**Description of the task**
Send each entry back exactly as given, pictures excluded.

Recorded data
□ □ □ □ □

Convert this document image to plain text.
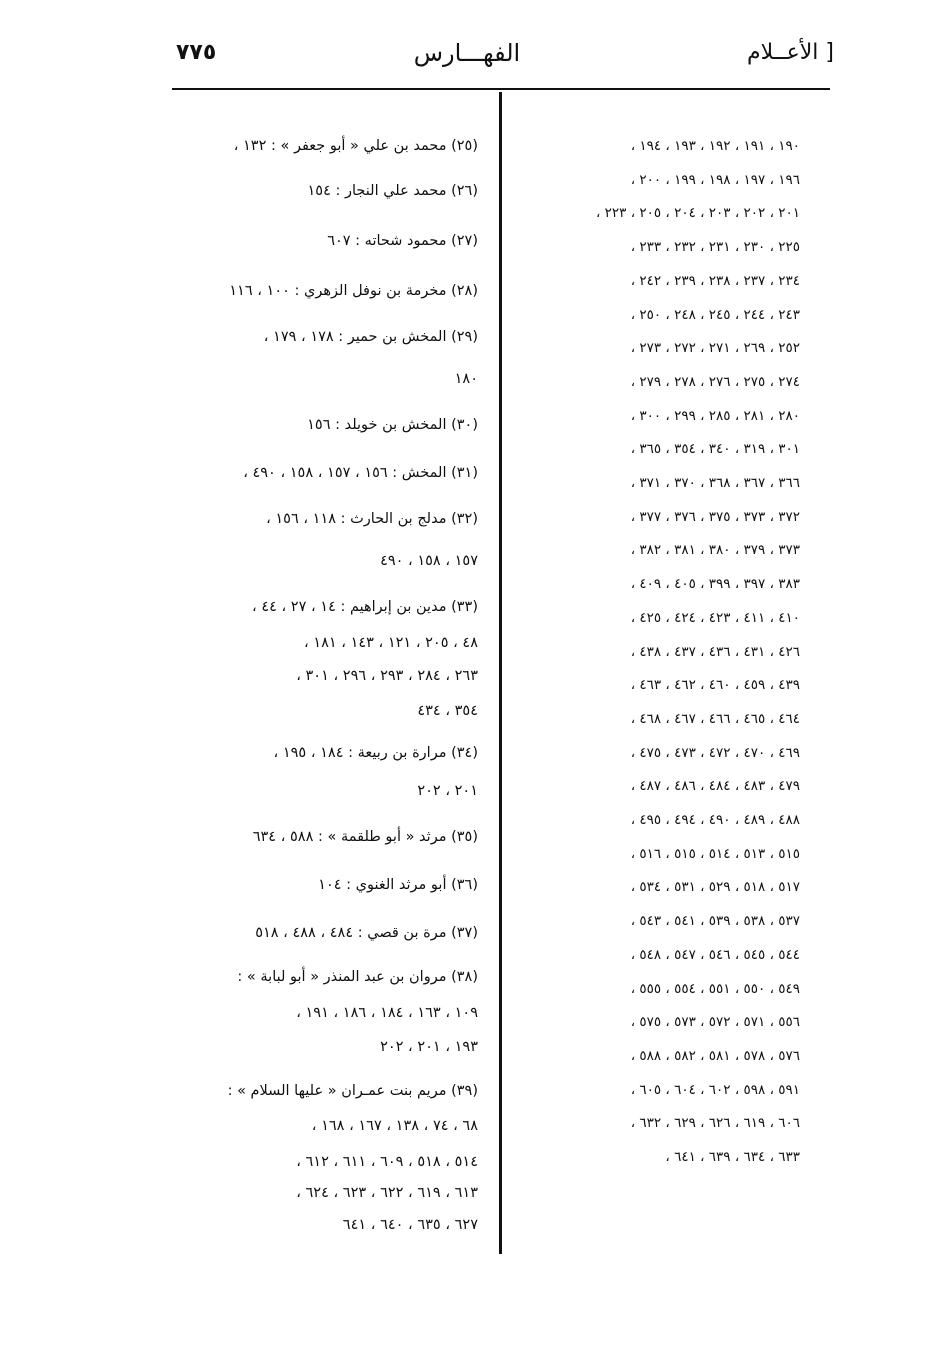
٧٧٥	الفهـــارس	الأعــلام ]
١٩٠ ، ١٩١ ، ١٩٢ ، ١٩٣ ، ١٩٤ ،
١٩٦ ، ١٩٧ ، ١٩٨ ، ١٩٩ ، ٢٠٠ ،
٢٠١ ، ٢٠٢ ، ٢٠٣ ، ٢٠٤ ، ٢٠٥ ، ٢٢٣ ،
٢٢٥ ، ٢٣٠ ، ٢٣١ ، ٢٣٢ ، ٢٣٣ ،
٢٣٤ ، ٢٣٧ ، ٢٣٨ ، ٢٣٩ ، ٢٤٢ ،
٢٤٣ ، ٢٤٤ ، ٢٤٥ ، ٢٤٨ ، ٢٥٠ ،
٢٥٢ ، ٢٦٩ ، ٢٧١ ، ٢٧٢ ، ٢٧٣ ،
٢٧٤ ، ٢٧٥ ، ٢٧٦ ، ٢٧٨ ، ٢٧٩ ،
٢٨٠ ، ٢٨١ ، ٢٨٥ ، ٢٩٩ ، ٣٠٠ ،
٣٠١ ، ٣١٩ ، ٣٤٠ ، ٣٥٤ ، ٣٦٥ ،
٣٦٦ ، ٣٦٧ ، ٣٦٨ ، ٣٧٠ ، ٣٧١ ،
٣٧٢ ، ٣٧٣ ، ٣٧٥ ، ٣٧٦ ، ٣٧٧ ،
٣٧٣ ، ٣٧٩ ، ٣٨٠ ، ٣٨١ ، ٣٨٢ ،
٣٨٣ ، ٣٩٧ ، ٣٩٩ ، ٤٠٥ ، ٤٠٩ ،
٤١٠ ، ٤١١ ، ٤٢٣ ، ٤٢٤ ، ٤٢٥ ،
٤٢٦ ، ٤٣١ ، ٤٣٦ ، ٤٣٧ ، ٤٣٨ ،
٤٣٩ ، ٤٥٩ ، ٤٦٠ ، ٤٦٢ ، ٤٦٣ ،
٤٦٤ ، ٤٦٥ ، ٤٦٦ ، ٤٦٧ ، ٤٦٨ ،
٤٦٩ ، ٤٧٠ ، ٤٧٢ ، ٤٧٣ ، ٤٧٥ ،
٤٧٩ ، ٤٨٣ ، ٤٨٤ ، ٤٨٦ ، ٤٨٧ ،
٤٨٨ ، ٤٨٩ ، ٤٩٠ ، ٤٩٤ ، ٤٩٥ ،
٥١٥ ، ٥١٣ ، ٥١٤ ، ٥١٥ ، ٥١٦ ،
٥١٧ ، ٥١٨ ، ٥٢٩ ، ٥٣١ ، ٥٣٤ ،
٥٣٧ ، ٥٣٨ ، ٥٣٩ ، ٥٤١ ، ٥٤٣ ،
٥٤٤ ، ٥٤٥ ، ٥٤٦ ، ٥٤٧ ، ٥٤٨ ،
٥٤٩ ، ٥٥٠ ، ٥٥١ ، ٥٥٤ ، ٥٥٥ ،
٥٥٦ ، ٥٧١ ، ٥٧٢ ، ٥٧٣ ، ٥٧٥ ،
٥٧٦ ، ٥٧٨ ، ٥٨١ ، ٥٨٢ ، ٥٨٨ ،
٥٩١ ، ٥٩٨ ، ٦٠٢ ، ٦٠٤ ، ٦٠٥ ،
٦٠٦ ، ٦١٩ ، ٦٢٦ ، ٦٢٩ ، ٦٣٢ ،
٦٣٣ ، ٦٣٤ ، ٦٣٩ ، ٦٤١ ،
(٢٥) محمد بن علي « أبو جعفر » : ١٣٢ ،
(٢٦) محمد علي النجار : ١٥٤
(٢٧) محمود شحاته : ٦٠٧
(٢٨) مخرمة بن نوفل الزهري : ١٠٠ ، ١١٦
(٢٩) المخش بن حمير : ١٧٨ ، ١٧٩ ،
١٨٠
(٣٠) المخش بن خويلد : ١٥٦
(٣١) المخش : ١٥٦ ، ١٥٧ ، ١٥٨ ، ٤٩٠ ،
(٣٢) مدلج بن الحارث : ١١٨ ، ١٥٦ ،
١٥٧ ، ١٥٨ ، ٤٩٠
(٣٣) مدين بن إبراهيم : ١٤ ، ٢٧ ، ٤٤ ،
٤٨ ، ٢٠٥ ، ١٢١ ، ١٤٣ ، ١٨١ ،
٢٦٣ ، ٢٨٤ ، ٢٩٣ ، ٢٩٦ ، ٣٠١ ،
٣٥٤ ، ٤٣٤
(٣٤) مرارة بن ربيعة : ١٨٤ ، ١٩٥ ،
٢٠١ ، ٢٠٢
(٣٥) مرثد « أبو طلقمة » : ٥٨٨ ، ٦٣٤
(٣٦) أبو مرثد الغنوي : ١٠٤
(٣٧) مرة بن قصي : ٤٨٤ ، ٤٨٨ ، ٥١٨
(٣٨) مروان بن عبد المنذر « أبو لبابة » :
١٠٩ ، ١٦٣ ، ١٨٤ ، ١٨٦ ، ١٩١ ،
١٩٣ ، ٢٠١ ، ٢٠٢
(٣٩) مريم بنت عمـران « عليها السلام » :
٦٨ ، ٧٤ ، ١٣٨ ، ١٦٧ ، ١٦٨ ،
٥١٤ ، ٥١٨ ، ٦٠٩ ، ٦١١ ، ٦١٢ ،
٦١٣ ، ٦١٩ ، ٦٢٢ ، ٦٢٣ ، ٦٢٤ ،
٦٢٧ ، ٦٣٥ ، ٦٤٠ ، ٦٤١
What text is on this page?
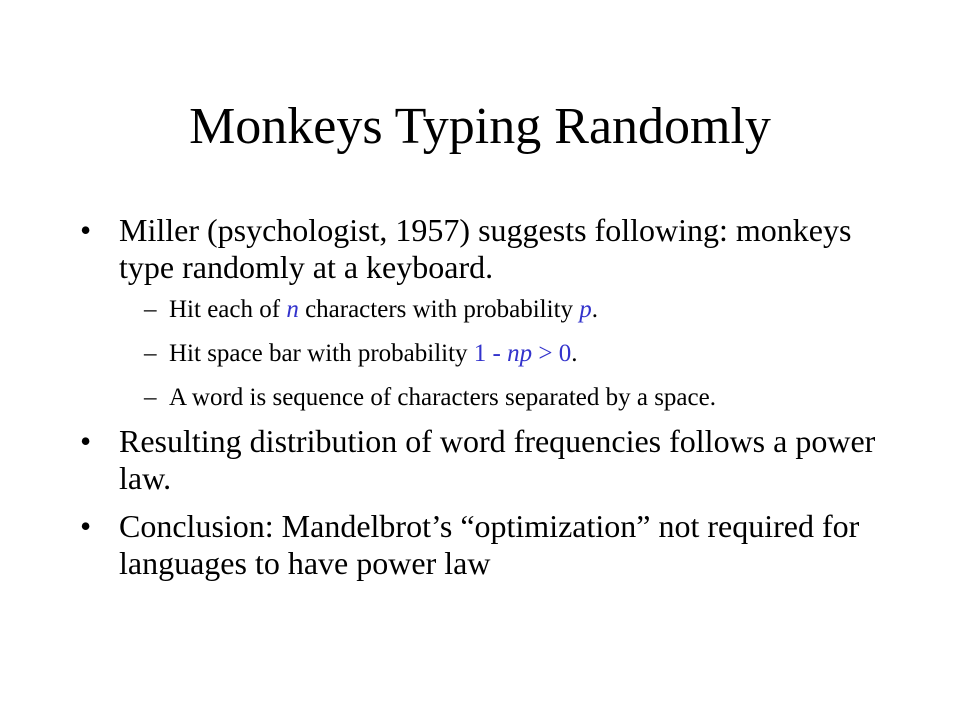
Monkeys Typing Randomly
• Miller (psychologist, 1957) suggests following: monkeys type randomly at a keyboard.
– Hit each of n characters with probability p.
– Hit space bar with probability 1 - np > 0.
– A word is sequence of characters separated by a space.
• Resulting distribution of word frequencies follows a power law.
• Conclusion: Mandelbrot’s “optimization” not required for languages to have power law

□ □ □ □ □

**Answer to this exercise**
Convert this document image to plain text.
٧٧٥	الفهـــارس	الأعــلام ]
١٩٠ ، ١٩١ ، ١٩٢ ، ١٩٣ ، ١٩٤ ،
١٩٦ ، ١٩٧ ، ١٩٨ ، ١٩٩ ، ٢٠٠ ،
٢٠١ ، ٢٠٢ ، ٢٠٣ ، ٢٠٤ ، ٢٠٥ ، ٢٢٣ ،
٢٢٥ ، ٢٣٠ ، ٢٣١ ، ٢٣٢ ، ٢٣٣ ،
٢٣٤ ، ٢٣٧ ، ٢٣٨ ، ٢٣٩ ، ٢٤٢ ،
٢٤٣ ، ٢٤٤ ، ٢٤٥ ، ٢٤٨ ، ٢٥٠ ،
٢٥٢ ، ٢٦٩ ، ٢٧١ ، ٢٧٢ ، ٢٧٣ ،
٢٧٤ ، ٢٧٥ ، ٢٧٦ ، ٢٧٨ ، ٢٧٩ ،
٢٨٠ ، ٢٨١ ، ٢٨٥ ، ٢٩٩ ، ٣٠٠ ،
٣٠١ ، ٣١٩ ، ٣٤٠ ، ٣٥٤ ، ٣٦٥ ،
٣٦٦ ، ٣٦٧ ، ٣٦٨ ، ٣٧٠ ، ٣٧١ ،
٣٧٢ ، ٣٧٣ ، ٣٧٥ ، ٣٧٦ ، ٣٧٧ ،
٣٧٣ ، ٣٧٩ ، ٣٨٠ ، ٣٨١ ، ٣٨٢ ،
٣٨٣ ، ٣٩٧ ، ٣٩٩ ، ٤٠٥ ، ٤٠٩ ،
٤١٠ ، ٤١١ ، ٤٢٣ ، ٤٢٤ ، ٤٢٥ ،
٤٢٦ ، ٤٣١ ، ٤٣٦ ، ٤٣٧ ، ٤٣٨ ،
٤٣٩ ، ٤٥٩ ، ٤٦٠ ، ٤٦٢ ، ٤٦٣ ،
٤٦٤ ، ٤٦٥ ، ٤٦٦ ، ٤٦٧ ، ٤٦٨ ،
٤٦٩ ، ٤٧٠ ، ٤٧٢ ، ٤٧٣ ، ٤٧٥ ،
٤٧٩ ، ٤٨٣ ، ٤٨٤ ، ٤٨٦ ، ٤٨٧ ،
٤٨٨ ، ٤٨٩ ، ٤٩٠ ، ٤٩٤ ، ٤٩٥ ،
٥١٥ ، ٥١٣ ، ٥١٤ ، ٥١٥ ، ٥١٦ ،
٥١٧ ، ٥١٨ ، ٥٢٩ ، ٥٣١ ، ٥٣٤ ،
٥٣٧ ، ٥٣٨ ، ٥٣٩ ، ٥٤١ ، ٥٤٣ ،
٥٤٤ ، ٥٤٥ ، ٥٤٦ ، ٥٤٧ ، ٥٤٨ ،
٥٤٩ ، ٥٥٠ ، ٥٥١ ، ٥٥٤ ، ٥٥٥ ،
٥٥٦ ، ٥٧١ ، ٥٧٢ ، ٥٧٣ ، ٥٧٥ ،
٥٧٦ ، ٥٧٨ ، ٥٨١ ، ٥٨٢ ، ٥٨٨ ،
٥٩١ ، ٥٩٨ ، ٦٠٢ ، ٦٠٤ ، ٦٠٥ ،
٦٠٦ ، ٦١٩ ، ٦٢٦ ، ٦٢٩ ، ٦٣٢ ،
٦٣٣ ، ٦٣٤ ، ٦٣٩ ، ٦٤١ ،
(٢٥) محمد بن علي « أبو جعفر » : ١٣٢ ،
(٢٦) محمد علي النجار : ١٥٤
(٢٧) محمود شحاته : ٦٠٧
(٢٨) مخرمة بن نوفل الزهري : ١٠٠ ، ١١٦
(٢٩) المخش بن حمير : ١٧٨ ، ١٧٩ ،
١٨٠
(٣٠) المخش بن خويلد : ١٥٦
(٣١) المخش : ١٥٦ ، ١٥٧ ، ١٥٨ ، ٤٩٠ ،
(٣٢) مدلج بن الحارث : ١١٨ ، ١٥٦ ،
١٥٧ ، ١٥٨ ، ٤٩٠
(٣٣) مدين بن إبراهيم : ١٤ ، ٢٧ ، ٤٤ ،
٤٨ ، ٢٠٥ ، ١٢١ ، ١٤٣ ، ١٨١ ،
٢٦٣ ، ٢٨٤ ، ٢٩٣ ، ٢٩٦ ، ٣٠١ ،
٣٥٤ ، ٤٣٤
(٣٤) مرارة بن ربيعة : ١٨٤ ، ١٩٥ ،
٢٠١ ، ٢٠٢
(٣٥) مرثد « أبو طلقمة » : ٥٨٨ ، ٦٣٤
(٣٦) أبو مرثد الغنوي : ١٠٤
(٣٧) مرة بن قصي : ٤٨٤ ، ٤٨٨ ، ٥١٨
(٣٨) مروان بن عبد المنذر « أبو لبابة » :
١٠٩ ، ١٦٣ ، ١٨٤ ، ١٨٦ ، ١٩١ ،
١٩٣ ، ٢٠١ ، ٢٠٢
(٣٩) مريم بنت عمـران « عليها السلام » :
٦٨ ، ٧٤ ، ١٣٨ ، ١٦٧ ، ١٦٨ ،
٥١٤ ، ٥١٨ ، ٦٠٩ ، ٦١١ ، ٦١٢ ،
٦١٣ ، ٦١٩ ، ٦٢٢ ، ٦٢٣ ، ٦٢٤ ،
٦٢٧ ، ٦٣٥ ، ٦٤٠ ، ٦٤١
What text is on this page?
Monkeys Typing Randomly
• Miller (psychologist, 1957) suggests following: monkeys type randomly at a keyboard.
– Hit each of n characters with probability p.
– Hit space bar with probability 1 - np > 0.
– A word is sequence of characters separated by a space.
• Resulting distribution of word frequencies follows a power law.
• Conclusion: Mandelbrot’s “optimization” not required for languages to have power law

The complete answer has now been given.